Your task: Find the word "Surgeons" in the data. Return every line where it appears.

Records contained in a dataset
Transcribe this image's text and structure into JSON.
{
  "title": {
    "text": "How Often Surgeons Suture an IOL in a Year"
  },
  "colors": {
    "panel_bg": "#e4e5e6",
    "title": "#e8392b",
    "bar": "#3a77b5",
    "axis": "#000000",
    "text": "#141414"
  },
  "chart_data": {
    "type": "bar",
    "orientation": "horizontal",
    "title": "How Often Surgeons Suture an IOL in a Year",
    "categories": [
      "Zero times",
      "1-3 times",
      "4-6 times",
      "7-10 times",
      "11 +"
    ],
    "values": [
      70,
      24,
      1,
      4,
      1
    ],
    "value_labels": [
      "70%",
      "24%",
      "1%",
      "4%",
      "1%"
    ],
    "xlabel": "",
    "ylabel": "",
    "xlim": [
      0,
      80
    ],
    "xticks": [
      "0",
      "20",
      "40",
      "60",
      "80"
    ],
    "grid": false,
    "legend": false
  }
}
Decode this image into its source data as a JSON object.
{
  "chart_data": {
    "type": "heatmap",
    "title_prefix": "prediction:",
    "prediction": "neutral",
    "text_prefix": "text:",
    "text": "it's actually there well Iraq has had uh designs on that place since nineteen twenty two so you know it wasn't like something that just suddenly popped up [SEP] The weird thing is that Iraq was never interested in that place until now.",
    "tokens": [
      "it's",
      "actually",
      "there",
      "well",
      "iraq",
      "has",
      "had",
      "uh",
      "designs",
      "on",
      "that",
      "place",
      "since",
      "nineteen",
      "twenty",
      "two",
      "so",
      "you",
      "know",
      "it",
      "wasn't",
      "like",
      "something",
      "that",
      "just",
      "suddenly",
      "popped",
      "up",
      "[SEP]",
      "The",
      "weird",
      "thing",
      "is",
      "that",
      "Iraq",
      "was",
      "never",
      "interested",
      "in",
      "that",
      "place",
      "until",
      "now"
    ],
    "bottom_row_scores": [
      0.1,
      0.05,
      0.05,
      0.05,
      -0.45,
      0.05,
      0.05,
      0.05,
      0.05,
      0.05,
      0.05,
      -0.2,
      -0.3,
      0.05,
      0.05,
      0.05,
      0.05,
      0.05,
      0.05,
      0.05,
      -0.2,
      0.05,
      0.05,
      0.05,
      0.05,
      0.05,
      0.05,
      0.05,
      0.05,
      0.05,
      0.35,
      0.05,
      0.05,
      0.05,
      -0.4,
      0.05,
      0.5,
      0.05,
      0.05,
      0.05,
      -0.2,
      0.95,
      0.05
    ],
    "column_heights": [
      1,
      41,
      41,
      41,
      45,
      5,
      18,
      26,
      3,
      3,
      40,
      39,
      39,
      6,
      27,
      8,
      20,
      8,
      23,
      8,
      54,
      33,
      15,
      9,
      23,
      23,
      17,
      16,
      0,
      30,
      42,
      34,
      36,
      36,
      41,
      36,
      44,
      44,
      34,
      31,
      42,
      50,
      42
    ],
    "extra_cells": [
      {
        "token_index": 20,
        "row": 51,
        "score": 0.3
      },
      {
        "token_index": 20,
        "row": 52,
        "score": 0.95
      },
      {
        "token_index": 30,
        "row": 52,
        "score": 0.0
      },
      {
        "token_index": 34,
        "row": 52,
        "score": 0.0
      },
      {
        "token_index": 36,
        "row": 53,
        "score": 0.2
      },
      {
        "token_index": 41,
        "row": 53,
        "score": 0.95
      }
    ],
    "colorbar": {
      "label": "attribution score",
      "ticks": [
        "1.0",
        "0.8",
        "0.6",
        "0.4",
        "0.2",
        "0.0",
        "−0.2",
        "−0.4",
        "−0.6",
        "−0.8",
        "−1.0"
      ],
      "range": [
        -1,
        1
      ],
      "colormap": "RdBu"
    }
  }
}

Task answer:
    "text": "How Often Surgeons Suture an IOL in a Year"
    "title": "How Often Surgeons Suture an IOL in a Year",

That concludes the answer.